> _Stated exercise_
Restate every line of the material, word for word.

> _Stored data_
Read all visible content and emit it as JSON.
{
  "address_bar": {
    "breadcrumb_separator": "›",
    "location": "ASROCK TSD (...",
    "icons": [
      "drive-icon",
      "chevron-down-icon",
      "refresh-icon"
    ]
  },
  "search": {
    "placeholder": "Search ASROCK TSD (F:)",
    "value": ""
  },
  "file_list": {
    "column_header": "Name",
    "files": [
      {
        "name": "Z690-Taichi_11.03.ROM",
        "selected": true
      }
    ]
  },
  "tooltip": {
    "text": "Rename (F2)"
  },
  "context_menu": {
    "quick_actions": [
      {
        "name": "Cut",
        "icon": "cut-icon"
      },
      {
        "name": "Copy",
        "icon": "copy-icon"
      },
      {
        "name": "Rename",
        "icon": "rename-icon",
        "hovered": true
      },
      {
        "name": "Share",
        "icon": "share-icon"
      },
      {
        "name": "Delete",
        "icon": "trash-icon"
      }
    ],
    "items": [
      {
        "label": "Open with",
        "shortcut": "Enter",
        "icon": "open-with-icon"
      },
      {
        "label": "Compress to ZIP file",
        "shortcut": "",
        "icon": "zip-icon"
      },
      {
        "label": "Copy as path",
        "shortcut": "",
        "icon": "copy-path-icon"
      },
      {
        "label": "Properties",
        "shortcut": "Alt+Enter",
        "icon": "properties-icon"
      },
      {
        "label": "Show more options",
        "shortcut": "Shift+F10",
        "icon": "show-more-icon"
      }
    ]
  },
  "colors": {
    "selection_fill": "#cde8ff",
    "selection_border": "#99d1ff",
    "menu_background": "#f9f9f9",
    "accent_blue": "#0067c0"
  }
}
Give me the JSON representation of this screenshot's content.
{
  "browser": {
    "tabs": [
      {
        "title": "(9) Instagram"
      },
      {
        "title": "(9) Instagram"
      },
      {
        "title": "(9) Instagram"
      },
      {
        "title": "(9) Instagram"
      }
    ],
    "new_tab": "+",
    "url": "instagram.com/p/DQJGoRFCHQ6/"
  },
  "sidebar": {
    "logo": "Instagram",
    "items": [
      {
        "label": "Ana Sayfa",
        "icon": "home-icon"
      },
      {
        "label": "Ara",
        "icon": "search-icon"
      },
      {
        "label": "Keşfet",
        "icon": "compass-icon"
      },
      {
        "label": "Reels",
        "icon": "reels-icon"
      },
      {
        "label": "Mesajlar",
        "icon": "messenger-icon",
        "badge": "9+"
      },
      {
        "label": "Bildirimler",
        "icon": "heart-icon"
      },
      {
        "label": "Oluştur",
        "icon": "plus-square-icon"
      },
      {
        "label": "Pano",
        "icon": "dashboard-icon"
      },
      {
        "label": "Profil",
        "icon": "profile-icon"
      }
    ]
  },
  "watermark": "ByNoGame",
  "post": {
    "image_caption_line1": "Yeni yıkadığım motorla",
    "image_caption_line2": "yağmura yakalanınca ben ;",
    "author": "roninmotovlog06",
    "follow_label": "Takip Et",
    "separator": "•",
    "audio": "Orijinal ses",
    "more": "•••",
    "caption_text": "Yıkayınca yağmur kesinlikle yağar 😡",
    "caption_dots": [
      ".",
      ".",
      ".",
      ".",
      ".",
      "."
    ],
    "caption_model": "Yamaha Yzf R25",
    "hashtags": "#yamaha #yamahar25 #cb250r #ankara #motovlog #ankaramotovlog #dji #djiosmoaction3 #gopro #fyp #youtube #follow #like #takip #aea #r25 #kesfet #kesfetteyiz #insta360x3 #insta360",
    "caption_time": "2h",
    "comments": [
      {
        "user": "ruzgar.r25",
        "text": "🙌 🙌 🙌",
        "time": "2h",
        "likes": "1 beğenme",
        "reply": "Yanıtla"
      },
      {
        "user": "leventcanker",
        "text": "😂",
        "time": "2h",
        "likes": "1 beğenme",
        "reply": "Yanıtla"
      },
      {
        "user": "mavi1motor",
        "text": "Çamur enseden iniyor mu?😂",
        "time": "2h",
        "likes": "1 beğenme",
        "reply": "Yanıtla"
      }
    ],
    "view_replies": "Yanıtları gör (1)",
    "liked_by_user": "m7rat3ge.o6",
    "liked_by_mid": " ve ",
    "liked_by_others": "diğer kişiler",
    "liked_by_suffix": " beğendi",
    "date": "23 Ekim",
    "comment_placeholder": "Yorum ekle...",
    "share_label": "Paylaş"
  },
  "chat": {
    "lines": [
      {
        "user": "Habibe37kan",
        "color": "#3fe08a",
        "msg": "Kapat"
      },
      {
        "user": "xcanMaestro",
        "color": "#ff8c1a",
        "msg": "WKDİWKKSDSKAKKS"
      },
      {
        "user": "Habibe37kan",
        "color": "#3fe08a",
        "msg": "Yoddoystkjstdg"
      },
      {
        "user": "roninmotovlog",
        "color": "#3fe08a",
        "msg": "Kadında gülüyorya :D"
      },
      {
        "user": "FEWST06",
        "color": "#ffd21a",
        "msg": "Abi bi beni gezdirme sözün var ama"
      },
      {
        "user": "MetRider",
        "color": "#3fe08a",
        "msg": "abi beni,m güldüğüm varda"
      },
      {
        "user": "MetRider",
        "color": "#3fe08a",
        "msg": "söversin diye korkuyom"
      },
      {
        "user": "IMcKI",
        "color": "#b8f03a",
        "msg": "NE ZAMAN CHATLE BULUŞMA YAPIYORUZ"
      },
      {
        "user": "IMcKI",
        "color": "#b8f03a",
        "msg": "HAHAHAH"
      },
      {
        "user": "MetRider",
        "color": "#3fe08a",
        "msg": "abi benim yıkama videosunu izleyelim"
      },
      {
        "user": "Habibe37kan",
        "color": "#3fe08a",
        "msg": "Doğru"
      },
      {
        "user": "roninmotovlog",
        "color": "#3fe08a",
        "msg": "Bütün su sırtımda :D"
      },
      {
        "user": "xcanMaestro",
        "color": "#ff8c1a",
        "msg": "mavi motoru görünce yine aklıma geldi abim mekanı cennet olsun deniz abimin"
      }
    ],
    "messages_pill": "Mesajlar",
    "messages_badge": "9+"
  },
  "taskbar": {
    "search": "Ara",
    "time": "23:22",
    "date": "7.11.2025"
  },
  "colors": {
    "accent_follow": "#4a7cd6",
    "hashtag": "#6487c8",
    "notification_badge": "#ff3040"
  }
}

> _Response_
Read all visible content and emit it as JSON.
{
  "address_bar": {
    "breadcrumb_separator": "›",
    "location": "ASROCK TSD (...",
    "icons": [
      "drive-icon",
      "chevron-down-icon",
      "refresh-icon"
    ]
  },
  "search": {
    "placeholder": "Search ASROCK TSD (F:)",
    "value": ""
  },
  "file_list": {
    "column_header": "Name",
    "files": [
      {
        "name": "Z690-Taichi_11.03.ROM",
        "selected": true
      }
    ]
  },
  "tooltip": {
    "text": "Rename (F2)"
  },
  "context_menu": {
    "quick_actions": [
      {
        "name": "Cut",
        "icon": "cut-icon"
      },
      {
        "name": "Copy",
        "icon": "copy-icon"
      },
      {
        "name": "Rename",
        "icon": "rename-icon",
        "hovered": true
      },
      {
        "name": "Share",
        "icon": "share-icon"
      },
      {
        "name": "Delete",
        "icon": "trash-icon"
      }
    ],
    "items": [
      {
        "label": "Open with",
        "shortcut": "Enter",
        "icon": "open-with-icon"
      },
      {
        "label": "Compress to ZIP file",
        "shortcut": "",
        "icon": "zip-icon"
      },
      {
        "label": "Copy as path",
        "shortcut": "",
        "icon": "copy-path-icon"
      },
      {
        "label": "Properties",
        "shortcut": "Alt+Enter",
        "icon": "properties-icon"
      },
      {
        "label": "Show more options",
        "shortcut": "Shift+F10",
        "icon": "show-more-icon"
      }
    ]
  },
  "colors": {
    "selection_fill": "#cde8ff",
    "selection_border": "#99d1ff",
    "menu_background": "#f9f9f9",
    "accent_blue": "#0067c0"
  }
}
Give me the JSON representation of this screenshot's content.
{
  "browser": {
    "tabs": [
      {
        "title": "(9) Instagram"
      },
      {
        "title": "(9) Instagram"
      },
      {
        "title": "(9) Instagram"
      },
      {
        "title": "(9) Instagram"
      }
    ],
    "new_tab": "+",
    "url": "instagram.com/p/DQJGoRFCHQ6/"
  },
  "sidebar": {
    "logo": "Instagram",
    "items": [
      {
        "label": "Ana Sayfa",
        "icon": "home-icon"
      },
      {
        "label": "Ara",
        "icon": "search-icon"
      },
      {
        "label": "Keşfet",
        "icon": "compass-icon"
      },
      {
        "label": "Reels",
        "icon": "reels-icon"
      },
      {
        "label": "Mesajlar",
        "icon": "messenger-icon",
        "badge": "9+"
      },
      {
        "label": "Bildirimler",
        "icon": "heart-icon"
      },
      {
        "label": "Oluştur",
        "icon": "plus-square-icon"
      },
      {
        "label": "Pano",
        "icon": "dashboard-icon"
      },
      {
        "label": "Profil",
        "icon": "profile-icon"
      }
    ]
  },
  "watermark": "ByNoGame",
  "post": {
    "image_caption_line1": "Yeni yıkadığım motorla",
    "image_caption_line2": "yağmura yakalanınca ben ;",
    "author": "roninmotovlog06",
    "follow_label": "Takip Et",
    "separator": "•",
    "audio": "Orijinal ses",
    "more": "•••",
    "caption_text": "Yıkayınca yağmur kesinlikle yağar 😡",
    "caption_dots": [
      ".",
      ".",
      ".",
      ".",
      ".",
      "."
    ],
    "caption_model": "Yamaha Yzf R25",
    "hashtags": "#yamaha #yamahar25 #cb250r #ankara #motovlog #ankaramotovlog #dji #djiosmoaction3 #gopro #fyp #youtube #follow #like #takip #aea #r25 #kesfet #kesfetteyiz #insta360x3 #insta360",
    "caption_time": "2h",
    "comments": [
      {
        "user": "ruzgar.r25",
        "text": "🙌 🙌 🙌",
        "time": "2h",
        "likes": "1 beğenme",
        "reply": "Yanıtla"
      },
      {
        "user": "leventcanker",
        "text": "😂",
        "time": "2h",
        "likes": "1 beğenme",
        "reply": "Yanıtla"
      },
      {
        "user": "mavi1motor",
        "text": "Çamur enseden iniyor mu?😂",
        "time": "2h",
        "likes": "1 beğenme",
        "reply": "Yanıtla"
      }
    ],
    "view_replies": "Yanıtları gör (1)",
    "liked_by_user": "m7rat3ge.o6",
    "liked_by_mid": " ve ",
    "liked_by_others": "diğer kişiler",
    "liked_by_suffix": " beğendi",
    "date": "23 Ekim",
    "comment_placeholder": "Yorum ekle...",
    "share_label": "Paylaş"
  },
  "chat": {
    "lines": [
      {
        "user": "Habibe37kan",
        "color": "#3fe08a",
        "msg": "Kapat"
      },
      {
        "user": "xcanMaestro",
        "color": "#ff8c1a",
        "msg": "WKDİWKKSDSKAKKS"
      },
      {
        "user": "Habibe37kan",
        "color": "#3fe08a",
        "msg": "Yoddoystkjstdg"
      },
      {
        "user": "roninmotovlog",
        "color": "#3fe08a",
        "msg": "Kadında gülüyorya :D"
      },
      {
        "user": "FEWST06",
        "color": "#ffd21a",
        "msg": "Abi bi beni gezdirme sözün var ama"
      },
      {
        "user": "MetRider",
        "color": "#3fe08a",
        "msg": "abi beni,m güldüğüm varda"
      },
      {
        "user": "MetRider",
        "color": "#3fe08a",
        "msg": "söversin diye korkuyom"
      },
      {
        "user": "IMcKI",
        "color": "#b8f03a",
        "msg": "NE ZAMAN CHATLE BULUŞMA YAPIYORUZ"
      },
      {
        "user": "IMcKI",
        "color": "#b8f03a",
        "msg": "HAHAHAH"
      },
      {
        "user": "MetRider",
        "color": "#3fe08a",
        "msg": "abi benim yıkama videosunu izleyelim"
      },
      {
        "user": "Habibe37kan",
        "color": "#3fe08a",
        "msg": "Doğru"
      },
      {
        "user": "roninmotovlog",
        "color": "#3fe08a",
        "msg": "Bütün su sırtımda :D"
      },
      {
        "user": "xcanMaestro",
        "color": "#ff8c1a",
        "msg": "mavi motoru görünce yine aklıma geldi abim mekanı cennet olsun deniz abimin"
      }
    ],
    "messages_pill": "Mesajlar",
    "messages_badge": "9+"
  },
  "taskbar": {
    "search": "Ara",
    "time": "23:22",
    "date": "7.11.2025"
  },
  "colors": {
    "accent_follow": "#4a7cd6",
    "hashtag": "#6487c8",
    "notification_badge": "#ff3040"
  }
}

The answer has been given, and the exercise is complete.